Exercise details: Repeat all of the records verbatim.

Records shown:

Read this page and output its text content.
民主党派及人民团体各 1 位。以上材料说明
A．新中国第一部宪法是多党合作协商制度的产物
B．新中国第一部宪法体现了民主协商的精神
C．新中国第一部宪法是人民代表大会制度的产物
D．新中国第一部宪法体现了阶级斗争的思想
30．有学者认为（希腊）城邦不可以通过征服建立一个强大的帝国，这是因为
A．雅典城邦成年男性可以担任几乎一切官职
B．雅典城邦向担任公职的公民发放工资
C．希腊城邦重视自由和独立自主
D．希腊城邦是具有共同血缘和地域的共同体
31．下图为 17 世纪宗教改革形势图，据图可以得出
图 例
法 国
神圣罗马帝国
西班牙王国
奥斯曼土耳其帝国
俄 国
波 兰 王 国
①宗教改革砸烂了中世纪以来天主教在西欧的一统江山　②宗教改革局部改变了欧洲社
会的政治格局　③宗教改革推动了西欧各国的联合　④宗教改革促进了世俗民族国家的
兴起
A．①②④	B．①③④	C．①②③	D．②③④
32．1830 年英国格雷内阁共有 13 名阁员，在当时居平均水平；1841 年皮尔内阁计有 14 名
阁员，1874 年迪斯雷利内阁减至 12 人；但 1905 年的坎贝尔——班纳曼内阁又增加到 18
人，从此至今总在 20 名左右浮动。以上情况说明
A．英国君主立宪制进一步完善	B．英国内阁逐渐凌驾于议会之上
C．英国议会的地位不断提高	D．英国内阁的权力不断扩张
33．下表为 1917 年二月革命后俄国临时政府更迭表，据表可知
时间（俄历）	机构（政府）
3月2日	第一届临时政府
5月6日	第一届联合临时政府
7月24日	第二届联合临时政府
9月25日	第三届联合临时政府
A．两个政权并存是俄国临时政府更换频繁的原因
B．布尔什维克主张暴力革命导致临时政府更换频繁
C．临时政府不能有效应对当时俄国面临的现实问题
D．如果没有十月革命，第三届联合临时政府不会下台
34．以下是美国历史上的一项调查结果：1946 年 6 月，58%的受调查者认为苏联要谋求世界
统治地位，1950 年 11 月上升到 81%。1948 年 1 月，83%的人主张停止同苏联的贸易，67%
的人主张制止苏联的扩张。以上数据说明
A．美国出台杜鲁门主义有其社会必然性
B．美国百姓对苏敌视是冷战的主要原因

Exercise result:
Read this page and output its text content.
民主党派及人民团体各 1 位。以上材料说明
A．新中国第一部宪法是多党合作协商制度的产物
B．新中国第一部宪法体现了民主协商的精神
C．新中国第一部宪法是人民代表大会制度的产物
D．新中国第一部宪法体现了阶级斗争的思想
30．有学者认为（希腊）城邦不可以通过征服建立一个强大的帝国，这是因为
A．雅典城邦成年男性可以担任几乎一切官职
B．雅典城邦向担任公职的公民发放工资
C．希腊城邦重视自由和独立自主
D．希腊城邦是具有共同血缘和地域的共同体
31．下图为 17 世纪宗教改革形势图，据图可以得出
图 例
法 国
神圣罗马帝国
西班牙王国
奥斯曼土耳其帝国
俄 国
波 兰 王 国
①宗教改革砸烂了中世纪以来天主教在西欧的一统江山　②宗教改革局部改变了欧洲社
会的政治格局　③宗教改革推动了西欧各国的联合　④宗教改革促进了世俗民族国家的
兴起
A．①②④	B．①③④	C．①②③	D．②③④
32．1830 年英国格雷内阁共有 13 名阁员，在当时居平均水平；1841 年皮尔内阁计有 14 名
阁员，1874 年迪斯雷利内阁减至 12 人；但 1905 年的坎贝尔——班纳曼内阁又增加到 18
人，从此至今总在 20 名左右浮动。以上情况说明
A．英国君主立宪制进一步完善	B．英国内阁逐渐凌驾于议会之上
C．英国议会的地位不断提高	D．英国内阁的权力不断扩张
33．下表为 1917 年二月革命后俄国临时政府更迭表，据表可知
时间（俄历）	机构（政府）
3月2日	第一届临时政府
5月6日	第一届联合临时政府
7月24日	第二届联合临时政府
9月25日	第三届联合临时政府
A．两个政权并存是俄国临时政府更换频繁的原因
B．布尔什维克主张暴力革命导致临时政府更换频繁
C．临时政府不能有效应对当时俄国面临的现实问题
D．如果没有十月革命，第三届联合临时政府不会下台
34．以下是美国历史上的一项调查结果：1946 年 6 月，58%的受调查者认为苏联要谋求世界
统治地位，1950 年 11 月上升到 81%。1948 年 1 月，83%的人主张停止同苏联的贸易，67%
的人主张制止苏联的扩张。以上数据说明
A．美国出台杜鲁门主义有其社会必然性
B．美国百姓对苏敌视是冷战的主要原因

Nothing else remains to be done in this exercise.